**DATA TO PROCESS**
# # #

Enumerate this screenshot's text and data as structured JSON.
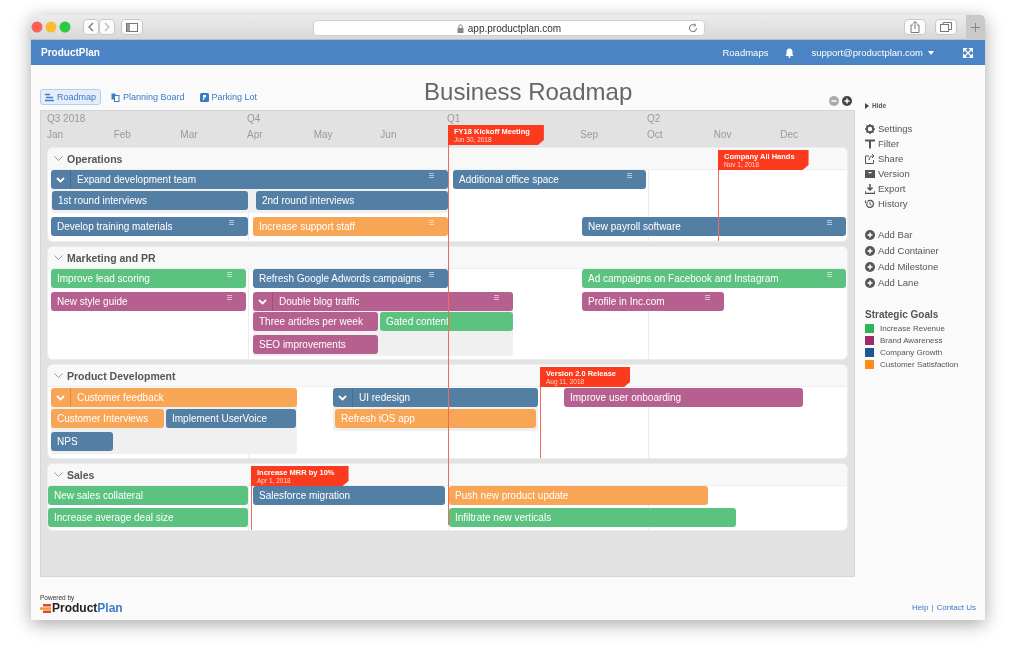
{
  "browser": {
    "url": "app.productplan.com"
  },
  "navbar": {
    "brand": "ProductPlan",
    "links": [
      {
        "label": "Roadmaps"
      }
    ],
    "account": "support@productplan.com"
  },
  "view_tabs": [
    {
      "label": "Roadmap",
      "selected": true
    },
    {
      "label": "Planning Board",
      "selected": false
    },
    {
      "label": "Parking Lot",
      "selected": false
    }
  ],
  "title": "Business Roadmap",
  "timeline": {
    "quarters": [
      {
        "label": "Q3 2018"
      },
      {
        "label": "Q4"
      },
      {
        "label": "Q1"
      },
      {
        "label": "Q2"
      }
    ],
    "months": [
      {
        "label": "Jan"
      },
      {
        "label": "Feb"
      },
      {
        "label": "Mar"
      },
      {
        "label": "Apr"
      },
      {
        "label": "May"
      },
      {
        "label": "Jun"
      },
      {
        "label": "Sep"
      },
      {
        "label": "Oct"
      },
      {
        "label": "Nov"
      },
      {
        "label": "Dec"
      }
    ],
    "milestones": [
      {
        "title": "FY18 Kickoff Meeting",
        "date": "Jun 30, 2018"
      }
    ]
  },
  "lanes": [
    {
      "title": "Operations",
      "expanded": true,
      "milestones": [
        {
          "title": "Company All Hands",
          "date": "Nov 1, 2018"
        }
      ],
      "bars": [
        {
          "kind": "container",
          "label": "Expand development team",
          "color": "#547fa5",
          "grip": true,
          "expanded": true,
          "children": [
            {
              "label": "1st round interviews",
              "color": "#547fa5"
            },
            {
              "label": "2nd round interviews",
              "color": "#547fa5"
            }
          ]
        },
        {
          "kind": "bar",
          "label": "Additional office space",
          "color": "#547fa5",
          "grip": true
        },
        {
          "kind": "bar",
          "label": "Develop training materials",
          "color": "#547fa5",
          "grip": true
        },
        {
          "kind": "bar",
          "label": "Increase support staff",
          "color": "#f8a655",
          "grip": true
        },
        {
          "kind": "bar",
          "label": "New payroll software",
          "color": "#547fa5",
          "grip": true
        }
      ]
    },
    {
      "title": "Marketing and PR",
      "expanded": true,
      "bars": [
        {
          "kind": "bar",
          "label": "Improve lead scoring",
          "color": "#5bc27f",
          "grip": true
        },
        {
          "kind": "bar",
          "label": "Refresh Google Adwords campaigns",
          "color": "#547fa5",
          "grip": true
        },
        {
          "kind": "bar",
          "label": "Ad campaigns on Facebook and Instagram",
          "color": "#5bc27f",
          "grip": true
        },
        {
          "kind": "bar",
          "label": "New style guide",
          "color": "#b5608f",
          "grip": true
        },
        {
          "kind": "container",
          "label": "Double blog traffic",
          "color": "#b5608f",
          "grip": true,
          "expanded": true,
          "children": [
            {
              "label": "Three articles per week",
              "color": "#b5608f"
            },
            {
              "label": "Gated content",
              "color": "#5bc27f"
            },
            {
              "label": "SEO improvements",
              "color": "#b5608f"
            }
          ]
        },
        {
          "kind": "bar",
          "label": "Profile in Inc.com",
          "color": "#b5608f",
          "grip": true
        }
      ]
    },
    {
      "title": "Product Development",
      "expanded": true,
      "milestones": [
        {
          "title": "Version 2.0 Release",
          "date": "Aug 11, 2018"
        }
      ],
      "bars": [
        {
          "kind": "container",
          "label": "Customer feedback",
          "color": "#f8a655",
          "grip": false,
          "expanded": true,
          "children": [
            {
              "label": "Customer Interviews",
              "color": "#f8a655"
            },
            {
              "label": "Implement UserVoice",
              "color": "#547fa5"
            },
            {
              "label": "NPS",
              "color": "#547fa5"
            }
          ]
        },
        {
          "kind": "container",
          "label": "UI redesign",
          "color": "#547fa5",
          "grip": false,
          "expanded": true,
          "children": [
            {
              "label": "Refresh iOS app",
              "color": "#f8a655"
            }
          ]
        },
        {
          "kind": "bar",
          "label": "Improve user onboarding",
          "color": "#b5608f",
          "grip": false
        }
      ]
    },
    {
      "title": "Sales",
      "expanded": true,
      "milestones": [
        {
          "title": "Increase MRR by 10%",
          "date": "Apr 1, 2018"
        }
      ],
      "bars": [
        {
          "kind": "bar",
          "label": "New sales collateral",
          "color": "#5bc27f",
          "grip": false
        },
        {
          "kind": "bar",
          "label": "Salesforce migration",
          "color": "#547fa5",
          "grip": false
        },
        {
          "kind": "bar",
          "label": "Push new product update",
          "color": "#f8a655",
          "grip": false
        },
        {
          "kind": "bar",
          "label": "Increase average deal size",
          "color": "#5bc27f",
          "grip": false
        },
        {
          "kind": "bar",
          "label": "Infiltrate new verticals",
          "color": "#5bc27f",
          "grip": false
        }
      ]
    }
  ],
  "sidebar": {
    "hide": "Hide",
    "actions": [
      {
        "label": "Settings"
      },
      {
        "label": "Filter"
      },
      {
        "label": "Share"
      },
      {
        "label": "Version"
      },
      {
        "label": "Export"
      },
      {
        "label": "History"
      }
    ],
    "add_actions": [
      {
        "label": "Add Bar"
      },
      {
        "label": "Add Container"
      },
      {
        "label": "Add Milestone"
      },
      {
        "label": "Add Lane"
      }
    ],
    "goals_title": "Strategic Goals",
    "goals": [
      {
        "label": "Increase Revenue",
        "color": "#2db453"
      },
      {
        "label": "Brand Awareness",
        "color": "#9c2b6d"
      },
      {
        "label": "Company Growth",
        "color": "#1e5793"
      },
      {
        "label": "Customer Satisfaction",
        "color": "#ff8c1a"
      }
    ]
  },
  "footer": {
    "powered_by": "Powered by",
    "logo": [
      "Product",
      "Plan"
    ],
    "links": [
      {
        "label": "Help"
      },
      {
        "label": "Contact Us"
      }
    ],
    "separator": "|"
  }
}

# # #

**INSTRUCTION**
Please repeat the entries exactly. Do not include the pictures.

**TASK OUTPUT**
Enumerate this screenshot's text and data as structured JSON.
{
  "browser": {
    "url": "app.productplan.com"
  },
  "navbar": {
    "brand": "ProductPlan",
    "links": [
      {
        "label": "Roadmaps"
      }
    ],
    "account": "support@productplan.com"
  },
  "view_tabs": [
    {
      "label": "Roadmap",
      "selected": true
    },
    {
      "label": "Planning Board",
      "selected": false
    },
    {
      "label": "Parking Lot",
      "selected": false
    }
  ],
  "title": "Business Roadmap",
  "timeline": {
    "quarters": [
      {
        "label": "Q3 2018"
      },
      {
        "label": "Q4"
      },
      {
        "label": "Q1"
      },
      {
        "label": "Q2"
      }
    ],
    "months": [
      {
        "label": "Jan"
      },
      {
        "label": "Feb"
      },
      {
        "label": "Mar"
      },
      {
        "label": "Apr"
      },
      {
        "label": "May"
      },
      {
        "label": "Jun"
      },
      {
        "label": "Sep"
      },
      {
        "label": "Oct"
      },
      {
        "label": "Nov"
      },
      {
        "label": "Dec"
      }
    ],
    "milestones": [
      {
        "title": "FY18 Kickoff Meeting",
        "date": "Jun 30, 2018"
      }
    ]
  },
  "lanes": [
    {
      "title": "Operations",
      "expanded": true,
      "milestones": [
        {
          "title": "Company All Hands",
          "date": "Nov 1, 2018"
        }
      ],
      "bars": [
        {
          "kind": "container",
          "label": "Expand development team",
          "color": "#547fa5",
          "grip": true,
          "expanded": true,
          "children": [
            {
              "label": "1st round interviews",
              "color": "#547fa5"
            },
            {
              "label": "2nd round interviews",
              "color": "#547fa5"
            }
          ]
        },
        {
          "kind": "bar",
          "label": "Additional office space",
          "color": "#547fa5",
          "grip": true
        },
        {
          "kind": "bar",
          "label": "Develop training materials",
          "color": "#547fa5",
          "grip": true
        },
        {
          "kind": "bar",
          "label": "Increase support staff",
          "color": "#f8a655",
          "grip": true
        },
        {
          "kind": "bar",
          "label": "New payroll software",
          "color": "#547fa5",
          "grip": true
        }
      ]
    },
    {
      "title": "Marketing and PR",
      "expanded": true,
      "bars": [
        {
          "kind": "bar",
          "label": "Improve lead scoring",
          "color": "#5bc27f",
          "grip": true
        },
        {
          "kind": "bar",
          "label": "Refresh Google Adwords campaigns",
          "color": "#547fa5",
          "grip": true
        },
        {
          "kind": "bar",
          "label": "Ad campaigns on Facebook and Instagram",
          "color": "#5bc27f",
          "grip": true
        },
        {
          "kind": "bar",
          "label": "New style guide",
          "color": "#b5608f",
          "grip": true
        },
        {
          "kind": "container",
          "label": "Double blog traffic",
          "color": "#b5608f",
          "grip": true,
          "expanded": true,
          "children": [
            {
              "label": "Three articles per week",
              "color": "#b5608f"
            },
            {
              "label": "Gated content",
              "color": "#5bc27f"
            },
            {
              "label": "SEO improvements",
              "color": "#b5608f"
            }
          ]
        },
        {
          "kind": "bar",
          "label": "Profile in Inc.com",
          "color": "#b5608f",
          "grip": true
        }
      ]
    },
    {
      "title": "Product Development",
      "expanded": true,
      "milestones": [
        {
          "title": "Version 2.0 Release",
          "date": "Aug 11, 2018"
        }
      ],
      "bars": [
        {
          "kind": "container",
          "label": "Customer feedback",
          "color": "#f8a655",
          "grip": false,
          "expanded": true,
          "children": [
            {
              "label": "Customer Interviews",
              "color": "#f8a655"
            },
            {
              "label": "Implement UserVoice",
              "color": "#547fa5"
            },
            {
              "label": "NPS",
              "color": "#547fa5"
            }
          ]
        },
        {
          "kind": "container",
          "label": "UI redesign",
          "color": "#547fa5",
          "grip": false,
          "expanded": true,
          "children": [
            {
              "label": "Refresh iOS app",
              "color": "#f8a655"
            }
          ]
        },
        {
          "kind": "bar",
          "label": "Improve user onboarding",
          "color": "#b5608f",
          "grip": false
        }
      ]
    },
    {
      "title": "Sales",
      "expanded": true,
      "milestones": [
        {
          "title": "Increase MRR by 10%",
          "date": "Apr 1, 2018"
        }
      ],
      "bars": [
        {
          "kind": "bar",
          "label": "New sales collateral",
          "color": "#5bc27f",
          "grip": false
        },
        {
          "kind": "bar",
          "label": "Salesforce migration",
          "color": "#547fa5",
          "grip": false
        },
        {
          "kind": "bar",
          "label": "Push new product update",
          "color": "#f8a655",
          "grip": false
        },
        {
          "kind": "bar",
          "label": "Increase average deal size",
          "color": "#5bc27f",
          "grip": false
        },
        {
          "kind": "bar",
          "label": "Infiltrate new verticals",
          "color": "#5bc27f",
          "grip": false
        }
      ]
    }
  ],
  "sidebar": {
    "hide": "Hide",
    "actions": [
      {
        "label": "Settings"
      },
      {
        "label": "Filter"
      },
      {
        "label": "Share"
      },
      {
        "label": "Version"
      },
      {
        "label": "Export"
      },
      {
        "label": "History"
      }
    ],
    "add_actions": [
      {
        "label": "Add Bar"
      },
      {
        "label": "Add Container"
      },
      {
        "label": "Add Milestone"
      },
      {
        "label": "Add Lane"
      }
    ],
    "goals_title": "Strategic Goals",
    "goals": [
      {
        "label": "Increase Revenue",
        "color": "#2db453"
      },
      {
        "label": "Brand Awareness",
        "color": "#9c2b6d"
      },
      {
        "label": "Company Growth",
        "color": "#1e5793"
      },
      {
        "label": "Customer Satisfaction",
        "color": "#ff8c1a"
      }
    ]
  },
  "footer": {
    "powered_by": "Powered by",
    "logo": [
      "Product",
      "Plan"
    ],
    "links": [
      {
        "label": "Help"
      },
      {
        "label": "Contact Us"
      }
    ],
    "separator": "|"
  }
}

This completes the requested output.